***** The data

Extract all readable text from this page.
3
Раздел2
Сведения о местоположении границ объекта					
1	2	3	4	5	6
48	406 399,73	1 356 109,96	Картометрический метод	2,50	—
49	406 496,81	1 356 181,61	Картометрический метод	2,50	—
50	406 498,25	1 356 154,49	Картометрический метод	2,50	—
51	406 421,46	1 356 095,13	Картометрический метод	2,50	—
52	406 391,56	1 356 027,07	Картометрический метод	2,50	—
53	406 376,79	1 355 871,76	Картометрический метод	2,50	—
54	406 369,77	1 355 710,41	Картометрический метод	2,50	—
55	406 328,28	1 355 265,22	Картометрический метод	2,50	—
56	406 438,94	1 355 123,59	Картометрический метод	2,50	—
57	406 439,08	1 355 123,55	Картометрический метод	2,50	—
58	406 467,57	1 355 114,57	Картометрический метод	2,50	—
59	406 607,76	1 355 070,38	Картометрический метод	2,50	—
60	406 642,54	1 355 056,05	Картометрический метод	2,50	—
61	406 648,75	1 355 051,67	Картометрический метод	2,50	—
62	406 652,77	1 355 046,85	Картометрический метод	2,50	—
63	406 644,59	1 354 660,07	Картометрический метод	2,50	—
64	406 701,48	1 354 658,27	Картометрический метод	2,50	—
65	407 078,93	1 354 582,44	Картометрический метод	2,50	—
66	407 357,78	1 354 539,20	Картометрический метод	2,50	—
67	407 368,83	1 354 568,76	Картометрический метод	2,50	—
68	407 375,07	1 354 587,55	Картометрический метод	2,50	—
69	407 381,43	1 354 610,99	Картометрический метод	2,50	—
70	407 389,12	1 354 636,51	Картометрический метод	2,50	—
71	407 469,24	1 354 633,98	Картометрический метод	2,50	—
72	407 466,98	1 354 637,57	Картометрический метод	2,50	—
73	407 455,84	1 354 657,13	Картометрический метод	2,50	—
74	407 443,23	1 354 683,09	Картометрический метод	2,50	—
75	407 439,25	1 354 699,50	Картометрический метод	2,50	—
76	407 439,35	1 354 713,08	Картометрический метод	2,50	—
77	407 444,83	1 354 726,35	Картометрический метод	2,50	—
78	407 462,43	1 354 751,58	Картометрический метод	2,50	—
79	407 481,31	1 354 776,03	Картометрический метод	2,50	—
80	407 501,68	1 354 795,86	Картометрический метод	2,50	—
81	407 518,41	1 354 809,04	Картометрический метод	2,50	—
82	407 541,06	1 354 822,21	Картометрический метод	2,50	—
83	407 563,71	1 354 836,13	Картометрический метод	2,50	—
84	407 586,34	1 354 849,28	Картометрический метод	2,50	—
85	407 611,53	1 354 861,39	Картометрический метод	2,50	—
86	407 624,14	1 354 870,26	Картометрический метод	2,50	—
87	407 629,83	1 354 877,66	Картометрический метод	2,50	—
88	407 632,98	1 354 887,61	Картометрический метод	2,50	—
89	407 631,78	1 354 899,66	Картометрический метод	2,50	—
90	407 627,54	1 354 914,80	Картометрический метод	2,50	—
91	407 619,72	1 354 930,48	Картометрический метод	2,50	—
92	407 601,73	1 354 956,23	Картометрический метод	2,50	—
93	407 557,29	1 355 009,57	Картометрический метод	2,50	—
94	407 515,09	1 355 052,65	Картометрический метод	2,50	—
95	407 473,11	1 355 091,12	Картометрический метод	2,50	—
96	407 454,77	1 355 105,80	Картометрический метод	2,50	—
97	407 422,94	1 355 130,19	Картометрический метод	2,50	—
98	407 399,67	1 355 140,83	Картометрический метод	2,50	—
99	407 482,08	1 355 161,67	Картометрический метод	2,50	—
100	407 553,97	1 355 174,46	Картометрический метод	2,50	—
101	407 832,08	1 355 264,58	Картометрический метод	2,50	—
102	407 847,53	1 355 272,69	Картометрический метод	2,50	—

**********

### Aim of the task:
All of the data needs to be reproduced exactly, with no line missing.

### Result of the task:
Extract all readable text from this page.
3
Раздел2
Сведения о местоположении границ объекта					
1	2	3	4	5	6
48	406 399,73	1 356 109,96	Картометрический метод	2,50	—
49	406 496,81	1 356 181,61	Картометрический метод	2,50	—
50	406 498,25	1 356 154,49	Картометрический метод	2,50	—
51	406 421,46	1 356 095,13	Картометрический метод	2,50	—
52	406 391,56	1 356 027,07	Картометрический метод	2,50	—
53	406 376,79	1 355 871,76	Картометрический метод	2,50	—
54	406 369,77	1 355 710,41	Картометрический метод	2,50	—
55	406 328,28	1 355 265,22	Картометрический метод	2,50	—
56	406 438,94	1 355 123,59	Картометрический метод	2,50	—
57	406 439,08	1 355 123,55	Картометрический метод	2,50	—
58	406 467,57	1 355 114,57	Картометрический метод	2,50	—
59	406 607,76	1 355 070,38	Картометрический метод	2,50	—
60	406 642,54	1 355 056,05	Картометрический метод	2,50	—
61	406 648,75	1 355 051,67	Картометрический метод	2,50	—
62	406 652,77	1 355 046,85	Картометрический метод	2,50	—
63	406 644,59	1 354 660,07	Картометрический метод	2,50	—
64	406 701,48	1 354 658,27	Картометрический метод	2,50	—
65	407 078,93	1 354 582,44	Картометрический метод	2,50	—
66	407 357,78	1 354 539,20	Картометрический метод	2,50	—
67	407 368,83	1 354 568,76	Картометрический метод	2,50	—
68	407 375,07	1 354 587,55	Картометрический метод	2,50	—
69	407 381,43	1 354 610,99	Картометрический метод	2,50	—
70	407 389,12	1 354 636,51	Картометрический метод	2,50	—
71	407 469,24	1 354 633,98	Картометрический метод	2,50	—
72	407 466,98	1 354 637,57	Картометрический метод	2,50	—
73	407 455,84	1 354 657,13	Картометрический метод	2,50	—
74	407 443,23	1 354 683,09	Картометрический метод	2,50	—
75	407 439,25	1 354 699,50	Картометрический метод	2,50	—
76	407 439,35	1 354 713,08	Картометрический метод	2,50	—
77	407 444,83	1 354 726,35	Картометрический метод	2,50	—
78	407 462,43	1 354 751,58	Картометрический метод	2,50	—
79	407 481,31	1 354 776,03	Картометрический метод	2,50	—
80	407 501,68	1 354 795,86	Картометрический метод	2,50	—
81	407 518,41	1 354 809,04	Картометрический метод	2,50	—
82	407 541,06	1 354 822,21	Картометрический метод	2,50	—
83	407 563,71	1 354 836,13	Картометрический метод	2,50	—
84	407 586,34	1 354 849,28	Картометрический метод	2,50	—
85	407 611,53	1 354 861,39	Картометрический метод	2,50	—
86	407 624,14	1 354 870,26	Картометрический метод	2,50	—
87	407 629,83	1 354 877,66	Картометрический метод	2,50	—
88	407 632,98	1 354 887,61	Картометрический метод	2,50	—
89	407 631,78	1 354 899,66	Картометрический метод	2,50	—
90	407 627,54	1 354 914,80	Картометрический метод	2,50	—
91	407 619,72	1 354 930,48	Картометрический метод	2,50	—
92	407 601,73	1 354 956,23	Картометрический метод	2,50	—
93	407 557,29	1 355 009,57	Картометрический метод	2,50	—
94	407 515,09	1 355 052,65	Картометрический метод	2,50	—
95	407 473,11	1 355 091,12	Картометрический метод	2,50	—
96	407 454,77	1 355 105,80	Картометрический метод	2,50	—
97	407 422,94	1 355 130,19	Картометрический метод	2,50	—
98	407 399,67	1 355 140,83	Картометрический метод	2,50	—
99	407 482,08	1 355 161,67	Картометрический метод	2,50	—
100	407 553,97	1 355 174,46	Картометрический метод	2,50	—
101	407 832,08	1 355 264,58	Картометрический метод	2,50	—
102	407 847,53	1 355 272,69	Картометрический метод	2,50	—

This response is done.